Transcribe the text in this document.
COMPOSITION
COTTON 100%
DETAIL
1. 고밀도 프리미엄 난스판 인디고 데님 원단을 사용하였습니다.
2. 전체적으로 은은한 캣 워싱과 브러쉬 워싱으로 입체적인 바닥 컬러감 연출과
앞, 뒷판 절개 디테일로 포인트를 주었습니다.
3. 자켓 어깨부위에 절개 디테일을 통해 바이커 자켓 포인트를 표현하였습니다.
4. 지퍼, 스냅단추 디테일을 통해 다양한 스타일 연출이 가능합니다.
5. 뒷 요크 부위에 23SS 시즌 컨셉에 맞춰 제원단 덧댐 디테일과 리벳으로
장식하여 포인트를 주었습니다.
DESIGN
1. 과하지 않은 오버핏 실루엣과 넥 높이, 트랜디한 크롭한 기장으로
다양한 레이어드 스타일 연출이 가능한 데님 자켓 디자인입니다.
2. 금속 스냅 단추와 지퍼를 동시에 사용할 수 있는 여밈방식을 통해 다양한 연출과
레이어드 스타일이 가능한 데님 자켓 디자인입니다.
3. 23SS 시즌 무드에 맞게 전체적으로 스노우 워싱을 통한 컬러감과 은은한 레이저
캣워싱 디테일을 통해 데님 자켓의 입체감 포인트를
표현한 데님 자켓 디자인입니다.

==========

§ Instructions for the task
Go through the records above and copy every line with the word "레이어드".

§ Problem solution
다양한 레이어드 스타일 연출이 가능한 데님 자켓 디자인입니다.
레이어드 스타일이 가능한 데님 자켓 디자인입니다.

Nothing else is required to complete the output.